- STATED PROBLEM: Everything in the data should be repeated exactly, save for the images.
--- start DATASET RECORDS ---
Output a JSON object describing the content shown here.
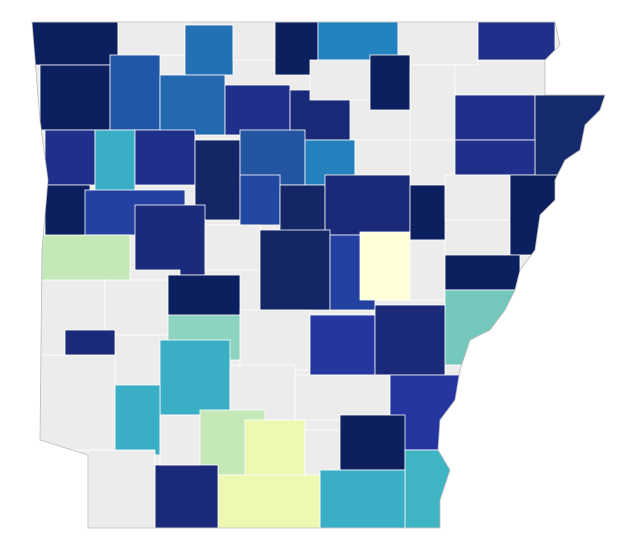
{
  "map": {
    "region_fills": [
      "#0c1f5e",
      "#ececec",
      "#2370b5",
      "#ececec",
      "#0c1f5e",
      "#2383c0",
      "#ececec",
      "#1f2f8a",
      "#0c1f5e",
      "#2157a6",
      "#2468b0",
      "#212f8c",
      "#1b2a78",
      "#ececec",
      "#0c1f5e",
      "#ececec",
      "#1f2f8a",
      "#162a6e",
      "#1f2f8a",
      "#3aaec4",
      "#1f2f8a",
      "#142666",
      "#2355a3",
      "#2581bd",
      "#ececec",
      "#1f2f8a",
      "#0c1f5e",
      "#2241a0",
      "#1b2a7a",
      "#2147a0",
      "#142666",
      "#1b2a78",
      "#0c1f5e",
      "#ececec",
      "#0c1f5e",
      "#c4e8b6",
      "#ececec",
      "#ececec",
      "#142666",
      "#2241a0",
      "#ffffd9",
      "#ececec",
      "#0c1f5e",
      "#74c8bb",
      "#ececec",
      "#ececec",
      "#0c1f5e",
      "#8dd3c0",
      "#ececec",
      "#2636a0",
      "#1b2a78",
      "#1b2a78",
      "#3aaec4",
      "#3aaec4",
      "#ececec",
      "#ececec",
      "#ececec",
      "#2636a0",
      "#c4e8b6",
      "#edf8b1",
      "#ececec",
      "#0c1f5e",
      "#3fb5c4",
      "#3aaec4",
      "#edf8b1",
      "#1b2a78",
      "#ececec",
      "#ececec"
    ]
  }
}
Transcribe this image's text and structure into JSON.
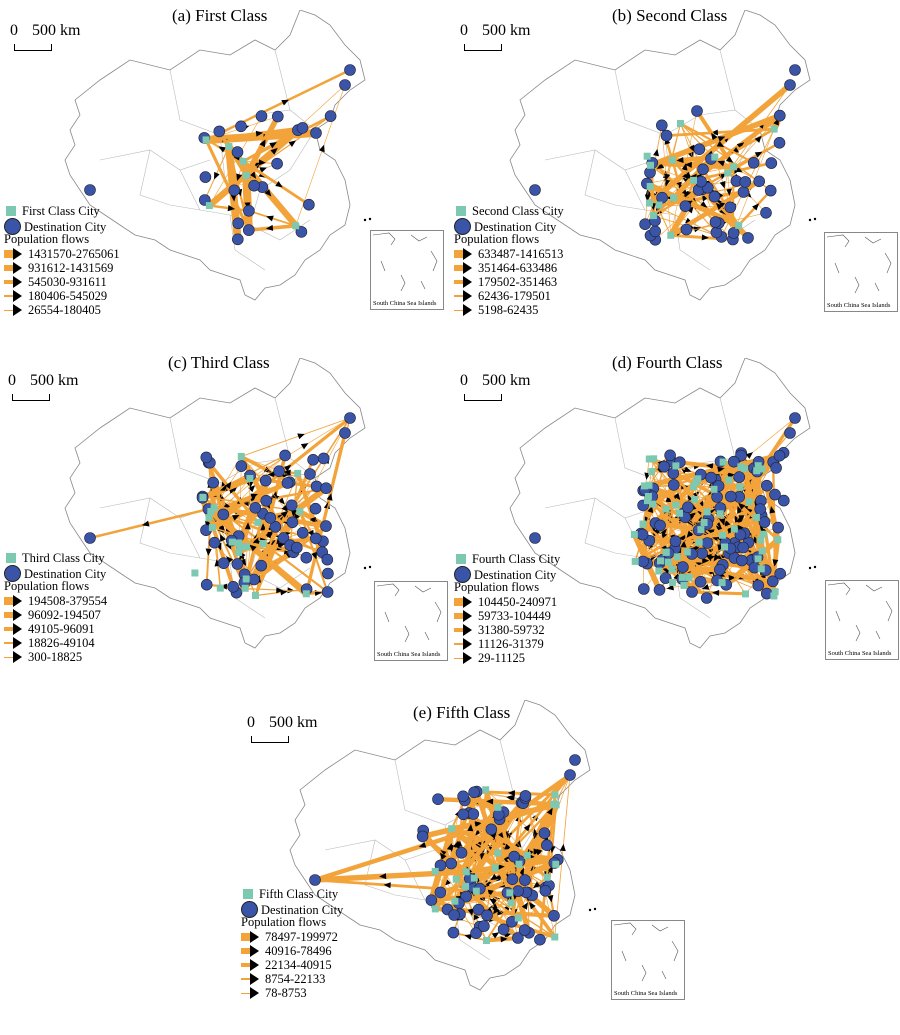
{
  "scale_bar": {
    "zero": "0",
    "distance": "500 km"
  },
  "inset_caption": "South China Sea Islands",
  "colors": {
    "flow": "#f2a33a",
    "arrow": "#000000",
    "origin_city": "#7dc8b0",
    "destination_city": "#3a55a8",
    "border": "#888888"
  },
  "icons": {
    "origin": "square",
    "destination": "circle",
    "flow": "arrow"
  },
  "panels": [
    {
      "id": "a",
      "title": "(a) First Class",
      "legend": {
        "origin": "First Class City",
        "destination": "Destination City",
        "flows_title": "Population flows",
        "ranges": [
          "1431570-2765061",
          "931612-1431569",
          "545030-931611",
          "180406-545029",
          "26554-180405"
        ]
      }
    },
    {
      "id": "b",
      "title": "(b) Second Class",
      "legend": {
        "origin": "Second Class City",
        "destination": "Destination City",
        "flows_title": "Population flows",
        "ranges": [
          "633487-1416513",
          "351464-633486",
          "179502-351463",
          "62436-179501",
          "5198-62435"
        ]
      }
    },
    {
      "id": "c",
      "title": "(c) Third Class",
      "legend": {
        "origin": "Third Class City",
        "destination": "Destination City",
        "flows_title": "Population flows",
        "ranges": [
          "194508-379554",
          "96092-194507",
          "49105-96091",
          "18826-49104",
          "300-18825"
        ]
      }
    },
    {
      "id": "d",
      "title": "(d) Fourth Class",
      "legend": {
        "origin": "Fourth Class City",
        "destination": "Destination City",
        "flows_title": "Population flows",
        "ranges": [
          "104450-240971",
          "59733-104449",
          "31380-59732",
          "11126-31379",
          "29-11125"
        ]
      }
    },
    {
      "id": "e",
      "title": "(e) Fifth Class",
      "legend": {
        "origin": "Fifth Class City",
        "destination": "Destination City",
        "flows_title": "Population flows",
        "ranges": [
          "78497-199972",
          "40916-78496",
          "22134-40915",
          "8754-22133",
          "78-8753"
        ]
      }
    }
  ]
}
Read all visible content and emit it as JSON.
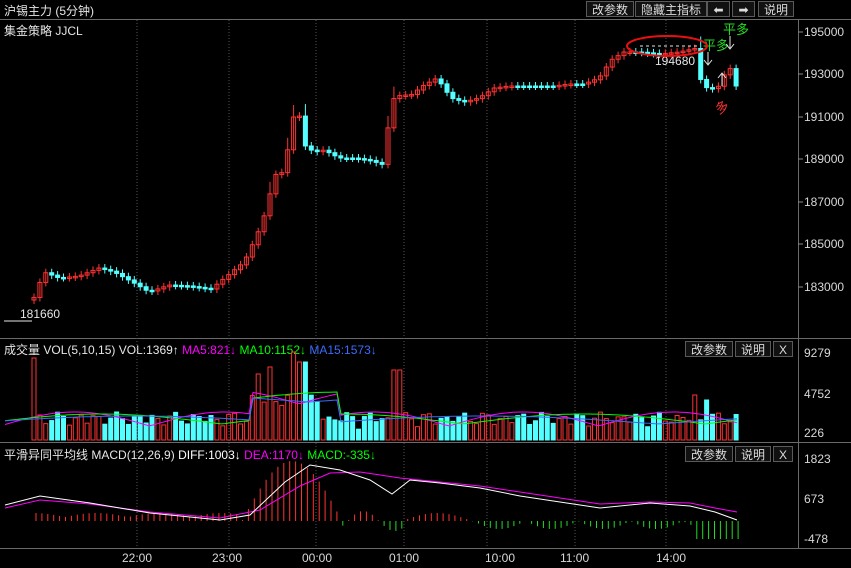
{
  "window": {
    "title": "沪锡主力 (5分钟)",
    "buttons": {
      "params": "改参数",
      "hide_indicator": "隐藏主指标",
      "left_arrow": "⬅",
      "right_arrow": "➡",
      "help": "说明"
    }
  },
  "main_panel": {
    "strategy_label": "集金策略 JJCL",
    "price_axis": [
      "195000",
      "193000",
      "191000",
      "189000",
      "187000",
      "185000",
      "183000"
    ],
    "low_marker": "181660",
    "high_marker": "194680",
    "signals": {
      "ping_duo_1": "平多",
      "ping_duo_2": "平多",
      "duo": "多"
    },
    "colors": {
      "up": "#ff3232",
      "down": "#54ffff",
      "marker_ellipse": "#e81010"
    }
  },
  "volume_panel": {
    "title": "成交量",
    "indicator": "VOL(5,10,15)",
    "vol": "VOL:1369↑",
    "ma5": "MA5:821↓",
    "ma10": "MA10:1152↓",
    "ma15": "MA15:1573↓",
    "axis": [
      "9279",
      "4752",
      "226"
    ],
    "buttons": {
      "params": "改参数",
      "help": "说明",
      "close": "X"
    },
    "colors": {
      "ma5": "#ff00ff",
      "ma10": "#00ff00",
      "ma15": "#3b6bff"
    }
  },
  "macd_panel": {
    "title": "平滑异同平均线",
    "indicator": "MACD(12,26,9)",
    "diff": "DIFF:1003↓",
    "dea": "DEA:1170↓",
    "macd": "MACD:-335↓",
    "axis": [
      "1823",
      "673",
      "-478"
    ],
    "buttons": {
      "params": "改参数",
      "help": "说明",
      "close": "X"
    },
    "colors": {
      "diff": "#ffffff",
      "dea": "#ff00ff",
      "macd_label": "#00ff00"
    }
  },
  "time_axis": [
    "22:00",
    "23:00",
    "00:00",
    "01:00",
    "10:00",
    "11:00",
    "14:00"
  ]
}
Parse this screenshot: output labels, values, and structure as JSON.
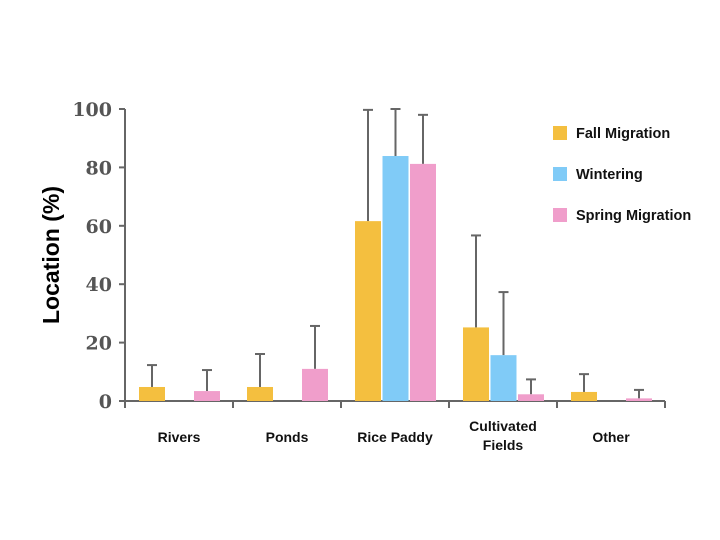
{
  "chart_data": {
    "type": "bar",
    "ylabel": "Location (%)",
    "xlabel": "",
    "ylim": [
      0,
      100
    ],
    "yticks": [
      0,
      20,
      40,
      60,
      80,
      100
    ],
    "categories": [
      "Rivers",
      "Ponds",
      "Rice Paddy",
      "Cultivated Fields",
      "Other"
    ],
    "legend_position": "right",
    "grid": false,
    "series": [
      {
        "name": "Fall Migration",
        "color": "#F4BF3F",
        "values": [
          4.8,
          4.8,
          61.6,
          25.2,
          3.1
        ],
        "error_upper": [
          12.3,
          16.1,
          99.7,
          56.7,
          9.2
        ]
      },
      {
        "name": "Wintering",
        "color": "#80CBF7",
        "values": [
          0,
          0,
          83.9,
          15.7,
          0
        ],
        "error_upper": [
          null,
          null,
          100,
          37.3,
          null
        ]
      },
      {
        "name": "Spring Migration",
        "color": "#F09ECB",
        "values": [
          3.4,
          11.0,
          81.2,
          2.3,
          0.9
        ],
        "error_upper": [
          10.6,
          25.7,
          98.0,
          7.4,
          3.8
        ]
      }
    ]
  }
}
--- end DATASET RECORDS ---
- COMPLETE ANSWER:
Output a JSON object describing the content shown here.
{
  "map": {
    "region_fills": [
      "#0c1f5e",
      "#ececec",
      "#2370b5",
      "#ececec",
      "#0c1f5e",
      "#2383c0",
      "#ececec",
      "#1f2f8a",
      "#0c1f5e",
      "#2157a6",
      "#2468b0",
      "#212f8c",
      "#1b2a78",
      "#ececec",
      "#0c1f5e",
      "#ececec",
      "#1f2f8a",
      "#162a6e",
      "#1f2f8a",
      "#3aaec4",
      "#1f2f8a",
      "#142666",
      "#2355a3",
      "#2581bd",
      "#ececec",
      "#1f2f8a",
      "#0c1f5e",
      "#2241a0",
      "#1b2a7a",
      "#2147a0",
      "#142666",
      "#1b2a78",
      "#0c1f5e",
      "#ececec",
      "#0c1f5e",
      "#c4e8b6",
      "#ececec",
      "#ececec",
      "#142666",
      "#2241a0",
      "#ffffd9",
      "#ececec",
      "#0c1f5e",
      "#74c8bb",
      "#ececec",
      "#ececec",
      "#0c1f5e",
      "#8dd3c0",
      "#ececec",
      "#2636a0",
      "#1b2a78",
      "#1b2a78",
      "#3aaec4",
      "#3aaec4",
      "#ececec",
      "#ececec",
      "#ececec",
      "#2636a0",
      "#c4e8b6",
      "#edf8b1",
      "#ececec",
      "#0c1f5e",
      "#3fb5c4",
      "#3aaec4",
      "#edf8b1",
      "#1b2a78",
      "#ececec",
      "#ececec"
    ]
  }
}
Transcribe this image's text and structure into JSON.
{
  "scale_bar": {
    "zero": "0",
    "distance": "500 km"
  },
  "inset_caption": "South China Sea Islands",
  "colors": {
    "flow": "#f2a33a",
    "arrow": "#000000",
    "origin_city": "#7dc8b0",
    "destination_city": "#3a55a8",
    "border": "#888888"
  },
  "icons": {
    "origin": "square",
    "destination": "circle",
    "flow": "arrow"
  },
  "panels": [
    {
      "id": "a",
      "title": "(a) First Class",
      "legend": {
        "origin": "First Class City",
        "destination": "Destination City",
        "flows_title": "Population flows",
        "ranges": [
          "1431570-2765061",
          "931612-1431569",
          "545030-931611",
          "180406-545029",
          "26554-180405"
        ]
      }
    },
    {
      "id": "b",
      "title": "(b) Second Class",
      "legend": {
        "origin": "Second Class City",
        "destination": "Destination City",
        "flows_title": "Population flows",
        "ranges": [
          "633487-1416513",
          "351464-633486",
          "179502-351463",
          "62436-179501",
          "5198-62435"
        ]
      }
    },
    {
      "id": "c",
      "title": "(c) Third Class",
      "legend": {
        "origin": "Third Class City",
        "destination": "Destination City",
        "flows_title": "Population flows",
        "ranges": [
          "194508-379554",
          "96092-194507",
          "49105-96091",
          "18826-49104",
          "300-18825"
        ]
      }
    },
    {
      "id": "d",
      "title": "(d) Fourth Class",
      "legend": {
        "origin": "Fourth Class City",
        "destination": "Destination City",
        "flows_title": "Population flows",
        "ranges": [
          "104450-240971",
          "59733-104449",
          "31380-59732",
          "11126-31379",
          "29-11125"
        ]
      }
    },
    {
      "id": "e",
      "title": "(e) Fifth Class",
      "legend": {
        "origin": "Fifth Class City",
        "destination": "Destination City",
        "flows_title": "Population flows",
        "ranges": [
          "78497-199972",
          "40916-78496",
          "22134-40915",
          "8754-22133",
          "78-8753"
        ]
      }
    }
  ]
}
Read all visible content and emit it as JSON.
{
  "window": {
    "title": "沪锡主力 (5分钟)",
    "buttons": {
      "params": "改参数",
      "hide_indicator": "隐藏主指标",
      "left_arrow": "⬅",
      "right_arrow": "➡",
      "help": "说明"
    }
  },
  "main_panel": {
    "strategy_label": "集金策略 JJCL",
    "price_axis": [
      "195000",
      "193000",
      "191000",
      "189000",
      "187000",
      "185000",
      "183000"
    ],
    "low_marker": "181660",
    "high_marker": "194680",
    "signals": {
      "ping_duo_1": "平多",
      "ping_duo_2": "平多",
      "duo": "多"
    },
    "colors": {
      "up": "#ff3232",
      "down": "#54ffff",
      "marker_ellipse": "#e81010"
    }
  },
  "volume_panel": {
    "title": "成交量",
    "indicator": "VOL(5,10,15)",
    "vol": "VOL:1369↑",
    "ma5": "MA5:821↓",
    "ma10": "MA10:1152↓",
    "ma15": "MA15:1573↓",
    "axis": [
      "9279",
      "4752",
      "226"
    ],
    "buttons": {
      "params": "改参数",
      "help": "说明",
      "close": "X"
    },
    "colors": {
      "ma5": "#ff00ff",
      "ma10": "#00ff00",
      "ma15": "#3b6bff"
    }
  },
  "macd_panel": {
    "title": "平滑异同平均线",
    "indicator": "MACD(12,26,9)",
    "diff": "DIFF:1003↓",
    "dea": "DEA:1170↓",
    "macd": "MACD:-335↓",
    "axis": [
      "1823",
      "673",
      "-478"
    ],
    "buttons": {
      "params": "改参数",
      "help": "说明",
      "close": "X"
    },
    "colors": {
      "diff": "#ffffff",
      "dea": "#ff00ff",
      "macd_label": "#00ff00"
    }
  },
  "time_axis": [
    "22:00",
    "23:00",
    "00:00",
    "01:00",
    "10:00",
    "11:00",
    "14:00"
  ]
}
Parse this screenshot: output labels, values, and structure as JSON.
{
  "chart_data": {
    "type": "bar",
    "ylabel": "Location (%)",
    "xlabel": "",
    "ylim": [
      0,
      100
    ],
    "yticks": [
      0,
      20,
      40,
      60,
      80,
      100
    ],
    "categories": [
      "Rivers",
      "Ponds",
      "Rice Paddy",
      "Cultivated Fields",
      "Other"
    ],
    "legend_position": "right",
    "grid": false,
    "series": [
      {
        "name": "Fall Migration",
        "color": "#F4BF3F",
        "values": [
          4.8,
          4.8,
          61.6,
          25.2,
          3.1
        ],
        "error_upper": [
          12.3,
          16.1,
          99.7,
          56.7,
          9.2
        ]
      },
      {
        "name": "Wintering",
        "color": "#80CBF7",
        "values": [
          0,
          0,
          83.9,
          15.7,
          0
        ],
        "error_upper": [
          null,
          null,
          100,
          37.3,
          null
        ]
      },
      {
        "name": "Spring Migration",
        "color": "#F09ECB",
        "values": [
          3.4,
          11.0,
          81.2,
          2.3,
          0.9
        ],
        "error_upper": [
          10.6,
          25.7,
          98.0,
          7.4,
          3.8
        ]
      }
    ]
  }
}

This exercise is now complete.